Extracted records
# # # #

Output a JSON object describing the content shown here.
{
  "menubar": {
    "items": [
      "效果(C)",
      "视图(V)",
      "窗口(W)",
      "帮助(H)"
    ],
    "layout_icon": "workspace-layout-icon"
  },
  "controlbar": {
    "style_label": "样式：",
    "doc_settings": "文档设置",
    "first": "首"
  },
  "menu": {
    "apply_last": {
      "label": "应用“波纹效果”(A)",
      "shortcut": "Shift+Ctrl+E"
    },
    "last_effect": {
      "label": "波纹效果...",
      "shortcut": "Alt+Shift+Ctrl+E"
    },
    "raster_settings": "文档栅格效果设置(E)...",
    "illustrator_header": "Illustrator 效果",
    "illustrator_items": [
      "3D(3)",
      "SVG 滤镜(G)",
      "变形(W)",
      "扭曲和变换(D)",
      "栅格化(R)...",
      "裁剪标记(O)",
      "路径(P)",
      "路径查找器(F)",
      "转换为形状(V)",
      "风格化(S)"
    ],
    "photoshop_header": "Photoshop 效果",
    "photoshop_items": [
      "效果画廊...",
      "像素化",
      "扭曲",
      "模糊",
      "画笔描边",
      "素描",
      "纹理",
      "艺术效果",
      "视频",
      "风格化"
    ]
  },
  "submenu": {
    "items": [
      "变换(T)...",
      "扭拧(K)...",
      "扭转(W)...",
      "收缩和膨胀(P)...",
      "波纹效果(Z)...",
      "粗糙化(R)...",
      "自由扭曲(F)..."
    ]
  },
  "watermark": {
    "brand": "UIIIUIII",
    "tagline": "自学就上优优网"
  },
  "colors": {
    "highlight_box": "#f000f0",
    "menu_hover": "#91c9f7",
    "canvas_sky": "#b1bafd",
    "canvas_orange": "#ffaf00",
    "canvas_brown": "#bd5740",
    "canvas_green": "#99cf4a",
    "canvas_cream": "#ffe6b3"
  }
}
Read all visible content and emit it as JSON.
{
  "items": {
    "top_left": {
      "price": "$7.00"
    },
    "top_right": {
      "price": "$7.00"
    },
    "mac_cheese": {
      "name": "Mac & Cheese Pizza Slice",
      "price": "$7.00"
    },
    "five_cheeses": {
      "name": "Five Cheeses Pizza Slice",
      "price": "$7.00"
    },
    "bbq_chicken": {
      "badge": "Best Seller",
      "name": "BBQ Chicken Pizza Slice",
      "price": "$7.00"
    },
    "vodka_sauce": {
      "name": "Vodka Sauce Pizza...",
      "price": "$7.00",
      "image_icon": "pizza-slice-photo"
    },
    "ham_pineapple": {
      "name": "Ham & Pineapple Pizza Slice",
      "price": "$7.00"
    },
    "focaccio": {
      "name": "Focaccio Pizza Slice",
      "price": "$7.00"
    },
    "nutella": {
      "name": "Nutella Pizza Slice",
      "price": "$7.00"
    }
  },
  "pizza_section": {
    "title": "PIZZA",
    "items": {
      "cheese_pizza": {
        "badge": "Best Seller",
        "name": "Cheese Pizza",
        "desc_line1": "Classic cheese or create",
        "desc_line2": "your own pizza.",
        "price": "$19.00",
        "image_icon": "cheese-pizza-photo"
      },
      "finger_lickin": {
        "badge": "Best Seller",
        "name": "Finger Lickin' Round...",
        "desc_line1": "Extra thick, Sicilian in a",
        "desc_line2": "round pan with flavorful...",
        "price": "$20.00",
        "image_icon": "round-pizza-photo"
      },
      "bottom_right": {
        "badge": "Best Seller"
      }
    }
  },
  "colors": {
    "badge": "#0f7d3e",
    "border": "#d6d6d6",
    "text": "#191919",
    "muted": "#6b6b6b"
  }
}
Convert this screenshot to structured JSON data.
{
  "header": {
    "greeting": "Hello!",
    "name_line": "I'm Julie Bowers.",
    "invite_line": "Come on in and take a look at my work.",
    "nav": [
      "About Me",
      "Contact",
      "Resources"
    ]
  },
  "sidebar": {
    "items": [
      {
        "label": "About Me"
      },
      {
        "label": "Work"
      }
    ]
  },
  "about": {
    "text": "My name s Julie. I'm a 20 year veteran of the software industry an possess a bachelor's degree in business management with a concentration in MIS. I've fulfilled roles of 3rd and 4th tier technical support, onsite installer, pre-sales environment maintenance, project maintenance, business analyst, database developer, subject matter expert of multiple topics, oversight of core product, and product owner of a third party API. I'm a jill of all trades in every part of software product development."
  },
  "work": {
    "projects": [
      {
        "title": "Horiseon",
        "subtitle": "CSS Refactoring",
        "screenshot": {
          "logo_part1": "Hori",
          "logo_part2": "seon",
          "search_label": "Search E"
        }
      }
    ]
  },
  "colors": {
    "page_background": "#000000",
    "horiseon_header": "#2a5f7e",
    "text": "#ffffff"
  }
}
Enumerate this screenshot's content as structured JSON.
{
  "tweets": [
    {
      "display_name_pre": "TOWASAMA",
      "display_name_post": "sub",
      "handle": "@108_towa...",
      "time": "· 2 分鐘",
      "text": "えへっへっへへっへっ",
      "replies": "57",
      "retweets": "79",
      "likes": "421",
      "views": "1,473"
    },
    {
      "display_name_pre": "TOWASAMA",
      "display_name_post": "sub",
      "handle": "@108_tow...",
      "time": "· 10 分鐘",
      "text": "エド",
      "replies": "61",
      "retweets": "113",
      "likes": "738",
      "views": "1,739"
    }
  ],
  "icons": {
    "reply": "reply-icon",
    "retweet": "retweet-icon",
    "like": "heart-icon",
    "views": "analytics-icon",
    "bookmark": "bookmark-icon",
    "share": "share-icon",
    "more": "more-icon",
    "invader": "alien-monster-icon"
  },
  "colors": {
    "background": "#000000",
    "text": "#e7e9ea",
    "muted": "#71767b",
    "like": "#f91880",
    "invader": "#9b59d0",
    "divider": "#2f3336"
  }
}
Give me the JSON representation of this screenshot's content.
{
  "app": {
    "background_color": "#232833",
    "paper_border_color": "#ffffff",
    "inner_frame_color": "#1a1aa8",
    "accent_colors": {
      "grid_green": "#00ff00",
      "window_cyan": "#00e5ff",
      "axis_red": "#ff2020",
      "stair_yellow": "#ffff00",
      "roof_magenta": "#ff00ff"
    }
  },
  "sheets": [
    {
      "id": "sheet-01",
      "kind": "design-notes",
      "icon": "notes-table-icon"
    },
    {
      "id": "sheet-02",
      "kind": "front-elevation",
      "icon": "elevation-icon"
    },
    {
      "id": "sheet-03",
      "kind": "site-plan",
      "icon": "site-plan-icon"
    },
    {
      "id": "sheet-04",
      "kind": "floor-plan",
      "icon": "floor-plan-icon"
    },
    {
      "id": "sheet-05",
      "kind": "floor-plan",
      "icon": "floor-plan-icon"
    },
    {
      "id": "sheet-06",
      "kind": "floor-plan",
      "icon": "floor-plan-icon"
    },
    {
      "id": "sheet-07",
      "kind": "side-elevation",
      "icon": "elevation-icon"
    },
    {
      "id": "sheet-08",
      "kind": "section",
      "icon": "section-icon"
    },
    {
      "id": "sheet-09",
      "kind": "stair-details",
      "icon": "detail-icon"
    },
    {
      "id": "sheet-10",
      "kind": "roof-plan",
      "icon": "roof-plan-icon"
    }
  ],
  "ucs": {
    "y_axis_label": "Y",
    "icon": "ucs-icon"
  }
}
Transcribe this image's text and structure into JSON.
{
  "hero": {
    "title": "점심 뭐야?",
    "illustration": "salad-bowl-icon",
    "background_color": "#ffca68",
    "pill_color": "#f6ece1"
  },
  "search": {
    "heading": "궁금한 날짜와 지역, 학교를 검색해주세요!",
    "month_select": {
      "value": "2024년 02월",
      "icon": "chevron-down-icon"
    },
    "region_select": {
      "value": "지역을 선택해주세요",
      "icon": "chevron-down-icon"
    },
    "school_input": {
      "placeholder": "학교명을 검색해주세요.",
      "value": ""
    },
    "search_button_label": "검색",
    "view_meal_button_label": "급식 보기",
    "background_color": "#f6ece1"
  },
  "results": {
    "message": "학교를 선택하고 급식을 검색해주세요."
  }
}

# # # #

REQUIREMENTS:
Return the line that contains "Transcribe this image's" along with every line after it through the end of the entries, exactly, adding nothing.

OUTPUT FOR THIS TASK:
Transcribe this image's text and structure into JSON.
{
  "hero": {
    "title": "점심 뭐야?",
    "illustration": "salad-bowl-icon",
    "background_color": "#ffca68",
    "pill_color": "#f6ece1"
  },
  "search": {
    "heading": "궁금한 날짜와 지역, 학교를 검색해주세요!",
    "month_select": {
      "value": "2024년 02월",
      "icon": "chevron-down-icon"
    },
    "region_select": {
      "value": "지역을 선택해주세요",
      "icon": "chevron-down-icon"
    },
    "school_input": {
      "placeholder": "학교명을 검색해주세요.",
      "value": ""
    },
    "search_button_label": "검색",
    "view_meal_button_label": "급식 보기",
    "background_color": "#f6ece1"
  },
  "results": {
    "message": "학교를 선택하고 급식을 검색해주세요."
  }
}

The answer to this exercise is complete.